SET PROBLEM: Rename "scatter-point" to "data-point" everywhere it occurs in the rows, and reproduce every other line without change.

Stored dataset items:
--- Begin ---

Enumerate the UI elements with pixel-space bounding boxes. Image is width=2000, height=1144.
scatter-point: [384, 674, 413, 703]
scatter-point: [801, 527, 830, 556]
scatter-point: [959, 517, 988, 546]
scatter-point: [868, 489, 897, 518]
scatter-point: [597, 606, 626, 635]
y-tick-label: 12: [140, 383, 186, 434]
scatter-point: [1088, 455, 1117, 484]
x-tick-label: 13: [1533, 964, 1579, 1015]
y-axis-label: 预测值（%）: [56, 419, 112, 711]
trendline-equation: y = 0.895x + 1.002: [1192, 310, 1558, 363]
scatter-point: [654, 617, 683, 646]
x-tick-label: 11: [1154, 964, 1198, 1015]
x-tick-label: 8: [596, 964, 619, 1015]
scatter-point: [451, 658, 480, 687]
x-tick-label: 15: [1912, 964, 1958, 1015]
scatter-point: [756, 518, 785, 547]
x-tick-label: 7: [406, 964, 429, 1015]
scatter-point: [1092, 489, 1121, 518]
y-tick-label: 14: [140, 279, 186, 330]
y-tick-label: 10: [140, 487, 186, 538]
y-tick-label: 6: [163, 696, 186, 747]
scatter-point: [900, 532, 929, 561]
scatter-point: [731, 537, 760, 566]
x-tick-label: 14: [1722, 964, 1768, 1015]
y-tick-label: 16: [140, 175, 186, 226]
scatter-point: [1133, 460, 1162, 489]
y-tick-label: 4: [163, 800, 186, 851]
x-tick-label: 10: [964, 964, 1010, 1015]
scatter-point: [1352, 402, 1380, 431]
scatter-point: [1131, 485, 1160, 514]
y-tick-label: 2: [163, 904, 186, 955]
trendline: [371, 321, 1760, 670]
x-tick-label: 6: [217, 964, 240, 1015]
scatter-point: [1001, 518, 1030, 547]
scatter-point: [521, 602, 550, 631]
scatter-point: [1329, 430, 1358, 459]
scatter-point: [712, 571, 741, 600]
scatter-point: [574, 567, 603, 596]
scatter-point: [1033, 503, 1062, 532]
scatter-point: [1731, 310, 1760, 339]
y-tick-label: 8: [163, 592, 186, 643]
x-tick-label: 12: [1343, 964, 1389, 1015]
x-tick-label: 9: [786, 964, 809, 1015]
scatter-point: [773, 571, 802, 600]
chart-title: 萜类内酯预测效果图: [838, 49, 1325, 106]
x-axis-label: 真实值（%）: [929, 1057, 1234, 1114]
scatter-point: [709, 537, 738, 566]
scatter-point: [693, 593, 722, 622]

--- End ---

PROBLEM SOLUTION:
Enumerate the UI elements with pixel-space bounding boxes. Image is width=2000, height=1144.
data-point: [384, 674, 413, 703]
data-point: [801, 527, 830, 556]
data-point: [959, 517, 988, 546]
data-point: [868, 489, 897, 518]
data-point: [597, 606, 626, 635]
y-tick-label: 12: [140, 383, 186, 434]
data-point: [1088, 455, 1117, 484]
x-tick-label: 13: [1533, 964, 1579, 1015]
y-axis-label: 预测值（%）: [56, 419, 112, 711]
trendline-equation: y = 0.895x + 1.002: [1192, 310, 1558, 363]
data-point: [654, 617, 683, 646]
x-tick-label: 11: [1154, 964, 1198, 1015]
x-tick-label: 8: [596, 964, 619, 1015]
data-point: [451, 658, 480, 687]
x-tick-label: 15: [1912, 964, 1958, 1015]
data-point: [756, 518, 785, 547]
x-tick-label: 7: [406, 964, 429, 1015]
data-point: [1092, 489, 1121, 518]
y-tick-label: 14: [140, 279, 186, 330]
y-tick-label: 10: [140, 487, 186, 538]
y-tick-label: 6: [163, 696, 186, 747]
data-point: [900, 532, 929, 561]
data-point: [731, 537, 760, 566]
x-tick-label: 14: [1722, 964, 1768, 1015]
y-tick-label: 16: [140, 175, 186, 226]
data-point: [1133, 460, 1162, 489]
y-tick-label: 4: [163, 800, 186, 851]
x-tick-label: 10: [964, 964, 1010, 1015]
data-point: [1352, 402, 1380, 431]
data-point: [1131, 485, 1160, 514]
y-tick-label: 2: [163, 904, 186, 955]
trendline: [371, 321, 1760, 670]
x-tick-label: 6: [217, 964, 240, 1015]
data-point: [1001, 518, 1030, 547]
data-point: [521, 602, 550, 631]
data-point: [1329, 430, 1358, 459]
data-point: [712, 571, 741, 600]
data-point: [574, 567, 603, 596]
data-point: [1033, 503, 1062, 532]
data-point: [1731, 310, 1760, 339]
y-tick-label: 8: [163, 592, 186, 643]
x-tick-label: 12: [1343, 964, 1389, 1015]
x-tick-label: 9: [786, 964, 809, 1015]
data-point: [773, 571, 802, 600]
chart-title: 萜类内酯预测效果图: [838, 49, 1325, 106]
x-axis-label: 真实值（%）: [929, 1057, 1234, 1114]
data-point: [709, 537, 738, 566]
data-point: [693, 593, 722, 622]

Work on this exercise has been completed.